Take each line containing the word "学员欠交查询" and copy it.

══════════

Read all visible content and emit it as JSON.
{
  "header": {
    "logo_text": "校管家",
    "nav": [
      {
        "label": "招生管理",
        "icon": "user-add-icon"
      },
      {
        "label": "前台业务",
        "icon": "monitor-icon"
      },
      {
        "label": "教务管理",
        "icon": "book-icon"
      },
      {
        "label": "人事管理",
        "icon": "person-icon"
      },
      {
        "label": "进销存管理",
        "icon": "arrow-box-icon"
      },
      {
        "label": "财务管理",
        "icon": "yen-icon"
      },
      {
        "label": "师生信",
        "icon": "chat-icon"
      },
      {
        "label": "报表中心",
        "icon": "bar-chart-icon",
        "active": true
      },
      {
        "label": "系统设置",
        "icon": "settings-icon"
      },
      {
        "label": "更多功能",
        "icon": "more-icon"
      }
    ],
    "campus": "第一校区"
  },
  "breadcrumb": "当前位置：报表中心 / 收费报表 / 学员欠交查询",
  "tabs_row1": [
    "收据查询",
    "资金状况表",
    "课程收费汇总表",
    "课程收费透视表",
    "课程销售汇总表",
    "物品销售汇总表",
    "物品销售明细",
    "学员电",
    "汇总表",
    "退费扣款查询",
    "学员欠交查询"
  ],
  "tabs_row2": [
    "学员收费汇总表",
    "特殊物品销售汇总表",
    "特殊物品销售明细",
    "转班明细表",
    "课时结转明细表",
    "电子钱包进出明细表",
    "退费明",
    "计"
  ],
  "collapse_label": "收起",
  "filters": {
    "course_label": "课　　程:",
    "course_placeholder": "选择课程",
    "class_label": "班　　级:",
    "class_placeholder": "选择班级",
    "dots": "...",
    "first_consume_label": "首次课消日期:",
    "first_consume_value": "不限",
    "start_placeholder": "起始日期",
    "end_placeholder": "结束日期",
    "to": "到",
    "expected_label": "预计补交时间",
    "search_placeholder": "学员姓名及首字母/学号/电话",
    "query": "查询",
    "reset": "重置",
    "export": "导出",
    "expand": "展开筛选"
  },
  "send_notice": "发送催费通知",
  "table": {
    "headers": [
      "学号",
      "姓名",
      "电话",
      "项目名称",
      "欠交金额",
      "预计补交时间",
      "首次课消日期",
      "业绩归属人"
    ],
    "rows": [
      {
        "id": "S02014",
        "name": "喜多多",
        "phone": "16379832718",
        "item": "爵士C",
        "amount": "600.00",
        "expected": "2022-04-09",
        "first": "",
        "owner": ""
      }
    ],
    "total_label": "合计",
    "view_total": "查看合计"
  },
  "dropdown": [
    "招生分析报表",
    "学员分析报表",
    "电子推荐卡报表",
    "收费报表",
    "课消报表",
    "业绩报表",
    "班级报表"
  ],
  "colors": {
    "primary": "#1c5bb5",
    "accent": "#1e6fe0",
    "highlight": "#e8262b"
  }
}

══════════

**Exercise output**
  "breadcrumb": "当前位置：报表中心 / 收费报表 / 学员欠交查询",
    "学员欠交查询"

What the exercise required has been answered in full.